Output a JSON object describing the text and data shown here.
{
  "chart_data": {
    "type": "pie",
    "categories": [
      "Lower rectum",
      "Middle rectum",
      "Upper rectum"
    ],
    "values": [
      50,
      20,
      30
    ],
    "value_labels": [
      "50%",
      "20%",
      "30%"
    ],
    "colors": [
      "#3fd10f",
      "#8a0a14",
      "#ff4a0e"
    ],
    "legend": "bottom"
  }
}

■ ■ ■ ■ ■

• [Task prompt]:
Where a line contains "rectum", copy that line.

• [Output below]:
      "Lower rectum",
      "Middle rectum",
      "Upper rectum"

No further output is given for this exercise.